**Exercise aim**
Go through the listing and set it down exactly, leaving out its pictures.

**Records shown**
>> start

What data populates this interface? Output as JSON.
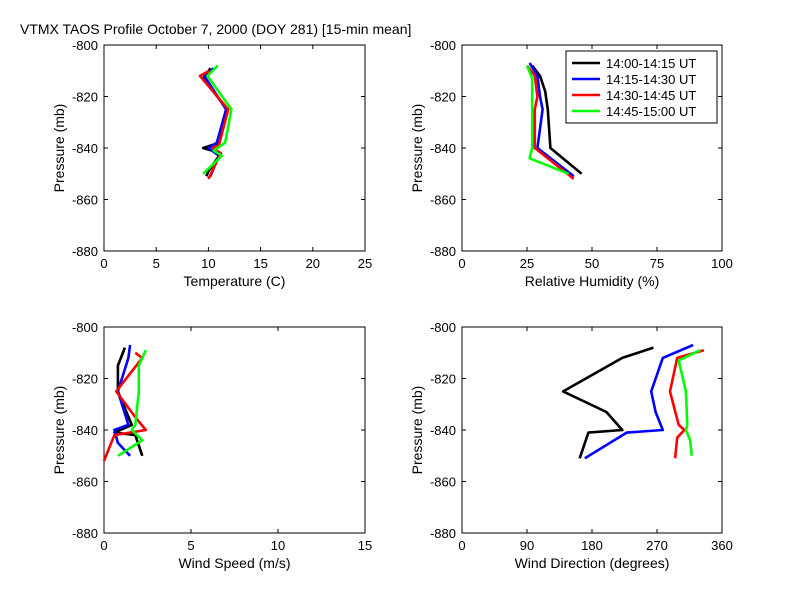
{
  "title": "VTMX TAOS Profile   October 7, 2000 (DOY 281) [15-min mean]",
  "legend": [
    {
      "label": "14:00-14:15 UT",
      "color": "#000000"
    },
    {
      "label": "14:15-14:30 UT",
      "color": "#0000ff"
    },
    {
      "label": "14:30-14:45 UT",
      "color": "#ff0000"
    },
    {
      "label": "14:45-15:00 UT",
      "color": "#00ff00"
    }
  ],
  "chart_data": [
    {
      "type": "line",
      "xlabel": "Temperature (C)",
      "ylabel": "Pressure (mb)",
      "xlim": [
        0,
        25
      ],
      "ylim": [
        -880,
        -800
      ],
      "xticks": [
        0,
        5,
        10,
        15,
        20,
        25
      ],
      "yticks": [
        -800,
        -820,
        -840,
        -860,
        -880
      ],
      "legend": false,
      "series": [
        {
          "name": "14:00-14:15 UT",
          "color": "#000000",
          "x": [
            10.2,
            9.5,
            11.8,
            11.0,
            9.5,
            11.2,
            10.0,
            9.8
          ],
          "y": [
            -809,
            -813,
            -825,
            -838,
            -840,
            -842,
            -849,
            -851
          ]
        },
        {
          "name": "14:15-14:30 UT",
          "color": "#0000ff",
          "x": [
            10.5,
            9.6,
            11.7,
            10.8,
            10.0,
            11.0,
            10.2
          ],
          "y": [
            -809,
            -812,
            -825,
            -838,
            -840,
            -843,
            -851
          ]
        },
        {
          "name": "14:30-14:45 UT",
          "color": "#ff0000",
          "x": [
            10.1,
            9.2,
            11.9,
            11.0,
            10.4,
            11.2,
            10.0
          ],
          "y": [
            -810,
            -812,
            -825,
            -839,
            -840,
            -842,
            -852
          ]
        },
        {
          "name": "14:45-15:00 UT",
          "color": "#00ff00",
          "x": [
            10.9,
            9.9,
            12.2,
            11.6,
            10.5,
            11.3,
            9.5
          ],
          "y": [
            -808,
            -812,
            -825,
            -838,
            -841,
            -843,
            -850
          ]
        }
      ]
    },
    {
      "type": "line",
      "xlabel": "Relative Humidity (%)",
      "ylabel": "Pressure (mb)",
      "xlim": [
        0,
        100
      ],
      "ylim": [
        -880,
        -800
      ],
      "xticks": [
        0,
        25,
        50,
        75,
        100
      ],
      "yticks": [
        -800,
        -820,
        -840,
        -860,
        -880
      ],
      "legend": true,
      "series": [
        {
          "name": "14:00-14:15 UT",
          "color": "#000000",
          "x": [
            27,
            30,
            32,
            33,
            34,
            46
          ],
          "y": [
            -808,
            -812,
            -818,
            -825,
            -840,
            -850
          ]
        },
        {
          "name": "14:15-14:30 UT",
          "color": "#0000ff",
          "x": [
            26,
            29,
            30,
            31,
            29,
            43
          ],
          "y": [
            -807,
            -812,
            -820,
            -825,
            -840,
            -851
          ]
        },
        {
          "name": "14:30-14:45 UT",
          "color": "#ff0000",
          "x": [
            25,
            28,
            29,
            28,
            28,
            43
          ],
          "y": [
            -808,
            -812,
            -820,
            -825,
            -840,
            -852
          ]
        },
        {
          "name": "14:45-15:00 UT",
          "color": "#00ff00",
          "x": [
            25,
            27,
            27,
            27,
            27,
            26,
            41
          ],
          "y": [
            -808,
            -813,
            -820,
            -825,
            -840,
            -844,
            -850
          ]
        }
      ]
    },
    {
      "type": "line",
      "xlabel": "Wind Speed (m/s)",
      "ylabel": "Pressure (mb)",
      "xlim": [
        0,
        15
      ],
      "ylim": [
        -880,
        -800
      ],
      "xticks": [
        0,
        5,
        10,
        15
      ],
      "yticks": [
        -800,
        -820,
        -840,
        -860,
        -880
      ],
      "legend": false,
      "series": [
        {
          "name": "14:00-14:15 UT",
          "color": "#000000",
          "x": [
            1.2,
            0.8,
            0.8,
            1.6,
            0.6,
            1.8,
            2.2
          ],
          "y": [
            -808,
            -815,
            -825,
            -838,
            -841,
            -842,
            -850
          ]
        },
        {
          "name": "14:15-14:30 UT",
          "color": "#0000ff",
          "x": [
            1.5,
            1.4,
            0.8,
            1.4,
            0.6,
            0.8,
            1.5
          ],
          "y": [
            -807,
            -812,
            -825,
            -838,
            -840,
            -845,
            -850
          ]
        },
        {
          "name": "14:30-14:45 UT",
          "color": "#ff0000",
          "x": [
            1.8,
            2.2,
            0.7,
            1.8,
            2.4,
            0.6,
            0.0
          ],
          "y": [
            -810,
            -812,
            -825,
            -835,
            -840,
            -842,
            -852
          ]
        },
        {
          "name": "14:45-15:00 UT",
          "color": "#00ff00",
          "x": [
            2.4,
            2.0,
            2.0,
            1.8,
            1.6,
            2.2,
            0.8
          ],
          "y": [
            -809,
            -815,
            -825,
            -838,
            -840,
            -844,
            -850
          ]
        }
      ]
    },
    {
      "type": "line",
      "xlabel": "Wind Direction (degrees)",
      "ylabel": "Pressure (mb)",
      "xlim": [
        0,
        360
      ],
      "ylim": [
        -880,
        -800
      ],
      "xticks": [
        0,
        90,
        180,
        270,
        360
      ],
      "yticks": [
        -800,
        -820,
        -840,
        -860,
        -880
      ],
      "legend": false,
      "series": [
        {
          "name": "14:00-14:15 UT",
          "color": "#000000",
          "x": [
            265,
            222,
            140,
            200,
            222,
            175,
            163
          ],
          "y": [
            -808,
            -812,
            -825,
            -833,
            -840,
            -841,
            -851
          ]
        },
        {
          "name": "14:15-14:30 UT",
          "color": "#0000ff",
          "x": [
            320,
            278,
            262,
            268,
            278,
            228,
            170
          ],
          "y": [
            -807,
            -812,
            -825,
            -833,
            -840,
            -841,
            -851
          ]
        },
        {
          "name": "14:30-14:45 UT",
          "color": "#ff0000",
          "x": [
            335,
            298,
            288,
            300,
            308,
            298,
            295
          ],
          "y": [
            -809,
            -812,
            -825,
            -838,
            -840,
            -843,
            -851
          ]
        },
        {
          "name": "14:45-15:00 UT",
          "color": "#00ff00",
          "x": [
            330,
            300,
            310,
            312,
            310,
            316,
            318
          ],
          "y": [
            -809,
            -813,
            -825,
            -838,
            -840,
            -844,
            -850
          ]
        }
      ]
    }
  ]
}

>> end

**Problem solution**
What data populates this interface? Output as JSON.
{
  "title": "VTMX TAOS Profile   October 7, 2000 (DOY 281) [15-min mean]",
  "legend": [
    {
      "label": "14:00-14:15 UT",
      "color": "#000000"
    },
    {
      "label": "14:15-14:30 UT",
      "color": "#0000ff"
    },
    {
      "label": "14:30-14:45 UT",
      "color": "#ff0000"
    },
    {
      "label": "14:45-15:00 UT",
      "color": "#00ff00"
    }
  ],
  "chart_data": [
    {
      "type": "line",
      "xlabel": "Temperature (C)",
      "ylabel": "Pressure (mb)",
      "xlim": [
        0,
        25
      ],
      "ylim": [
        -880,
        -800
      ],
      "xticks": [
        0,
        5,
        10,
        15,
        20,
        25
      ],
      "yticks": [
        -800,
        -820,
        -840,
        -860,
        -880
      ],
      "legend": false,
      "series": [
        {
          "name": "14:00-14:15 UT",
          "color": "#000000",
          "x": [
            10.2,
            9.5,
            11.8,
            11.0,
            9.5,
            11.2,
            10.0,
            9.8
          ],
          "y": [
            -809,
            -813,
            -825,
            -838,
            -840,
            -842,
            -849,
            -851
          ]
        },
        {
          "name": "14:15-14:30 UT",
          "color": "#0000ff",
          "x": [
            10.5,
            9.6,
            11.7,
            10.8,
            10.0,
            11.0,
            10.2
          ],
          "y": [
            -809,
            -812,
            -825,
            -838,
            -840,
            -843,
            -851
          ]
        },
        {
          "name": "14:30-14:45 UT",
          "color": "#ff0000",
          "x": [
            10.1,
            9.2,
            11.9,
            11.0,
            10.4,
            11.2,
            10.0
          ],
          "y": [
            -810,
            -812,
            -825,
            -839,
            -840,
            -842,
            -852
          ]
        },
        {
          "name": "14:45-15:00 UT",
          "color": "#00ff00",
          "x": [
            10.9,
            9.9,
            12.2,
            11.6,
            10.5,
            11.3,
            9.5
          ],
          "y": [
            -808,
            -812,
            -825,
            -838,
            -841,
            -843,
            -850
          ]
        }
      ]
    },
    {
      "type": "line",
      "xlabel": "Relative Humidity (%)",
      "ylabel": "Pressure (mb)",
      "xlim": [
        0,
        100
      ],
      "ylim": [
        -880,
        -800
      ],
      "xticks": [
        0,
        25,
        50,
        75,
        100
      ],
      "yticks": [
        -800,
        -820,
        -840,
        -860,
        -880
      ],
      "legend": true,
      "series": [
        {
          "name": "14:00-14:15 UT",
          "color": "#000000",
          "x": [
            27,
            30,
            32,
            33,
            34,
            46
          ],
          "y": [
            -808,
            -812,
            -818,
            -825,
            -840,
            -850
          ]
        },
        {
          "name": "14:15-14:30 UT",
          "color": "#0000ff",
          "x": [
            26,
            29,
            30,
            31,
            29,
            43
          ],
          "y": [
            -807,
            -812,
            -820,
            -825,
            -840,
            -851
          ]
        },
        {
          "name": "14:30-14:45 UT",
          "color": "#ff0000",
          "x": [
            25,
            28,
            29,
            28,
            28,
            43
          ],
          "y": [
            -808,
            -812,
            -820,
            -825,
            -840,
            -852
          ]
        },
        {
          "name": "14:45-15:00 UT",
          "color": "#00ff00",
          "x": [
            25,
            27,
            27,
            27,
            27,
            26,
            41
          ],
          "y": [
            -808,
            -813,
            -820,
            -825,
            -840,
            -844,
            -850
          ]
        }
      ]
    },
    {
      "type": "line",
      "xlabel": "Wind Speed (m/s)",
      "ylabel": "Pressure (mb)",
      "xlim": [
        0,
        15
      ],
      "ylim": [
        -880,
        -800
      ],
      "xticks": [
        0,
        5,
        10,
        15
      ],
      "yticks": [
        -800,
        -820,
        -840,
        -860,
        -880
      ],
      "legend": false,
      "series": [
        {
          "name": "14:00-14:15 UT",
          "color": "#000000",
          "x": [
            1.2,
            0.8,
            0.8,
            1.6,
            0.6,
            1.8,
            2.2
          ],
          "y": [
            -808,
            -815,
            -825,
            -838,
            -841,
            -842,
            -850
          ]
        },
        {
          "name": "14:15-14:30 UT",
          "color": "#0000ff",
          "x": [
            1.5,
            1.4,
            0.8,
            1.4,
            0.6,
            0.8,
            1.5
          ],
          "y": [
            -807,
            -812,
            -825,
            -838,
            -840,
            -845,
            -850
          ]
        },
        {
          "name": "14:30-14:45 UT",
          "color": "#ff0000",
          "x": [
            1.8,
            2.2,
            0.7,
            1.8,
            2.4,
            0.6,
            0.0
          ],
          "y": [
            -810,
            -812,
            -825,
            -835,
            -840,
            -842,
            -852
          ]
        },
        {
          "name": "14:45-15:00 UT",
          "color": "#00ff00",
          "x": [
            2.4,
            2.0,
            2.0,
            1.8,
            1.6,
            2.2,
            0.8
          ],
          "y": [
            -809,
            -815,
            -825,
            -838,
            -840,
            -844,
            -850
          ]
        }
      ]
    },
    {
      "type": "line",
      "xlabel": "Wind Direction (degrees)",
      "ylabel": "Pressure (mb)",
      "xlim": [
        0,
        360
      ],
      "ylim": [
        -880,
        -800
      ],
      "xticks": [
        0,
        90,
        180,
        270,
        360
      ],
      "yticks": [
        -800,
        -820,
        -840,
        -860,
        -880
      ],
      "legend": false,
      "series": [
        {
          "name": "14:00-14:15 UT",
          "color": "#000000",
          "x": [
            265,
            222,
            140,
            200,
            222,
            175,
            163
          ],
          "y": [
            -808,
            -812,
            -825,
            -833,
            -840,
            -841,
            -851
          ]
        },
        {
          "name": "14:15-14:30 UT",
          "color": "#0000ff",
          "x": [
            320,
            278,
            262,
            268,
            278,
            228,
            170
          ],
          "y": [
            -807,
            -812,
            -825,
            -833,
            -840,
            -841,
            -851
          ]
        },
        {
          "name": "14:30-14:45 UT",
          "color": "#ff0000",
          "x": [
            335,
            298,
            288,
            300,
            308,
            298,
            295
          ],
          "y": [
            -809,
            -812,
            -825,
            -838,
            -840,
            -843,
            -851
          ]
        },
        {
          "name": "14:45-15:00 UT",
          "color": "#00ff00",
          "x": [
            330,
            300,
            310,
            312,
            310,
            316,
            318
          ],
          "y": [
            -809,
            -813,
            -825,
            -838,
            -840,
            -844,
            -850
          ]
        }
      ]
    }
  ]
}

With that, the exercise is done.